The task: Without omitting anything, return the records precisely as given.

[Dataset items]
-- start --

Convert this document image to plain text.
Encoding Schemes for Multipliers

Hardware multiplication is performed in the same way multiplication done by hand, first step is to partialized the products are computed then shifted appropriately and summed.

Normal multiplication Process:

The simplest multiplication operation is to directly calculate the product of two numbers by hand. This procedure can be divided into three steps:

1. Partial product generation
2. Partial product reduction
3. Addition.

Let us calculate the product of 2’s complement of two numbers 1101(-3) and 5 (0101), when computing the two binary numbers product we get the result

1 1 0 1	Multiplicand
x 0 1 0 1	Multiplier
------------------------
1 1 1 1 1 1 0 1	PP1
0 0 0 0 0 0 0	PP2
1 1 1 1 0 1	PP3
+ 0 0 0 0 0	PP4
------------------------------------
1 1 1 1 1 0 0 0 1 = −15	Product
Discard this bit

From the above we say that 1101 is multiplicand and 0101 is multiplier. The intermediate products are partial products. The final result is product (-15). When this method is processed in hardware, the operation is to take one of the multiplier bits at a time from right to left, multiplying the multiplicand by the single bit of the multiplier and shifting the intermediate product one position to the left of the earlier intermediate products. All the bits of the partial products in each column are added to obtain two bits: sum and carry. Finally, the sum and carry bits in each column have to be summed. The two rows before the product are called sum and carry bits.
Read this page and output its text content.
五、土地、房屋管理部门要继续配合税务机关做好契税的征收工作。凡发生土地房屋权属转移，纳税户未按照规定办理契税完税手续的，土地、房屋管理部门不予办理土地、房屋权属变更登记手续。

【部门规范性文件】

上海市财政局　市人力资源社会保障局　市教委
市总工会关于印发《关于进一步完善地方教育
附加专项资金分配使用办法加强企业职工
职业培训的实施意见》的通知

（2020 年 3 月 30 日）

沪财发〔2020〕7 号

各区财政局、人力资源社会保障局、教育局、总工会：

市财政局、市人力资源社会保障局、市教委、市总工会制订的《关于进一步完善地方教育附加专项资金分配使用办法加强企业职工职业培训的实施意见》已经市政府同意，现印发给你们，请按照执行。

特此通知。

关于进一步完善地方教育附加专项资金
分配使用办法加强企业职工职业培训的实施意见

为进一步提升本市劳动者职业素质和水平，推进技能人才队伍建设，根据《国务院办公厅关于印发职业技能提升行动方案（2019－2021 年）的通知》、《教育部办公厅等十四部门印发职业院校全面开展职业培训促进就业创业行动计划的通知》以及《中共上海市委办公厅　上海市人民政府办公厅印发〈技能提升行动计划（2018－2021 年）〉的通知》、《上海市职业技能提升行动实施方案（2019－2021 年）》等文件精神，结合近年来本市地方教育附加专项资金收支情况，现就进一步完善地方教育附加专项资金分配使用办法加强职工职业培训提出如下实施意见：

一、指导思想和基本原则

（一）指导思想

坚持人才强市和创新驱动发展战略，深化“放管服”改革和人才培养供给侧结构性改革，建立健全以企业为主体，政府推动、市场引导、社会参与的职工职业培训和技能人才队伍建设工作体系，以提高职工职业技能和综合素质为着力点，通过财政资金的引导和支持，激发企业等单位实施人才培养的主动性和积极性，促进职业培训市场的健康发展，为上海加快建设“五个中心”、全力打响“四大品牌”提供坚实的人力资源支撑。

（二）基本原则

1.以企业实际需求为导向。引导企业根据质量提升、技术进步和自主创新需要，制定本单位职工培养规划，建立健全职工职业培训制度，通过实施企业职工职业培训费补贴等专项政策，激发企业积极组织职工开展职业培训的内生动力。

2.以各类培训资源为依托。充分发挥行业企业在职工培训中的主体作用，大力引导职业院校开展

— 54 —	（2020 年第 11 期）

-- end --

Task result:
Convert this document image to plain text.
Encoding Schemes for Multipliers

Hardware multiplication is performed in the same way multiplication done by hand, first step is to partialized the products are computed then shifted appropriately and summed.

Normal multiplication Process:

The simplest multiplication operation is to directly calculate the product of two numbers by hand. This procedure can be divided into three steps:

1. Partial product generation
2. Partial product reduction
3. Addition.

Let us calculate the product of 2’s complement of two numbers 1101(-3) and 5 (0101), when computing the two binary numbers product we get the result

1 1 0 1	Multiplicand
x 0 1 0 1	Multiplier
------------------------
1 1 1 1 1 1 0 1	PP1
0 0 0 0 0 0 0	PP2
1 1 1 1 0 1	PP3
+ 0 0 0 0 0	PP4
------------------------------------
1 1 1 1 1 0 0 0 1 = −15	Product
Discard this bit

From the above we say that 1101 is multiplicand and 0101 is multiplier. The intermediate products are partial products. The final result is product (-15). When this method is processed in hardware, the operation is to take one of the multiplier bits at a time from right to left, multiplying the multiplicand by the single bit of the multiplier and shifting the intermediate product one position to the left of the earlier intermediate products. All the bits of the partial products in each column are added to obtain two bits: sum and carry. Finally, the sum and carry bits in each column have to be summed. The two rows before the product are called sum and carry bits.
Read this page and output its text content.
五、土地、房屋管理部门要继续配合税务机关做好契税的征收工作。凡发生土地房屋权属转移，纳税户未按照规定办理契税完税手续的，土地、房屋管理部门不予办理土地、房屋权属变更登记手续。

【部门规范性文件】

上海市财政局　市人力资源社会保障局　市教委
市总工会关于印发《关于进一步完善地方教育
附加专项资金分配使用办法加强企业职工
职业培训的实施意见》的通知

（2020 年 3 月 30 日）

沪财发〔2020〕7 号

各区财政局、人力资源社会保障局、教育局、总工会：

市财政局、市人力资源社会保障局、市教委、市总工会制订的《关于进一步完善地方教育附加专项资金分配使用办法加强企业职工职业培训的实施意见》已经市政府同意，现印发给你们，请按照执行。

特此通知。

关于进一步完善地方教育附加专项资金
分配使用办法加强企业职工职业培训的实施意见

为进一步提升本市劳动者职业素质和水平，推进技能人才队伍建设，根据《国务院办公厅关于印发职业技能提升行动方案（2019－2021 年）的通知》、《教育部办公厅等十四部门印发职业院校全面开展职业培训促进就业创业行动计划的通知》以及《中共上海市委办公厅　上海市人民政府办公厅印发〈技能提升行动计划（2018－2021 年）〉的通知》、《上海市职业技能提升行动实施方案（2019－2021 年）》等文件精神，结合近年来本市地方教育附加专项资金收支情况，现就进一步完善地方教育附加专项资金分配使用办法加强职工职业培训提出如下实施意见：

一、指导思想和基本原则

（一）指导思想

坚持人才强市和创新驱动发展战略，深化“放管服”改革和人才培养供给侧结构性改革，建立健全以企业为主体，政府推动、市场引导、社会参与的职工职业培训和技能人才队伍建设工作体系，以提高职工职业技能和综合素质为着力点，通过财政资金的引导和支持，激发企业等单位实施人才培养的主动性和积极性，促进职业培训市场的健康发展，为上海加快建设“五个中心”、全力打响“四大品牌”提供坚实的人力资源支撑。

（二）基本原则

1.以企业实际需求为导向。引导企业根据质量提升、技术进步和自主创新需要，制定本单位职工培养规划，建立健全职工职业培训制度，通过实施企业职工职业培训费补贴等专项政策，激发企业积极组织职工开展职业培训的内生动力。

2.以各类培训资源为依托。充分发挥行业企业在职工培训中的主体作用，大力引导职业院校开展

— 54 —	（2020 年第 11 期）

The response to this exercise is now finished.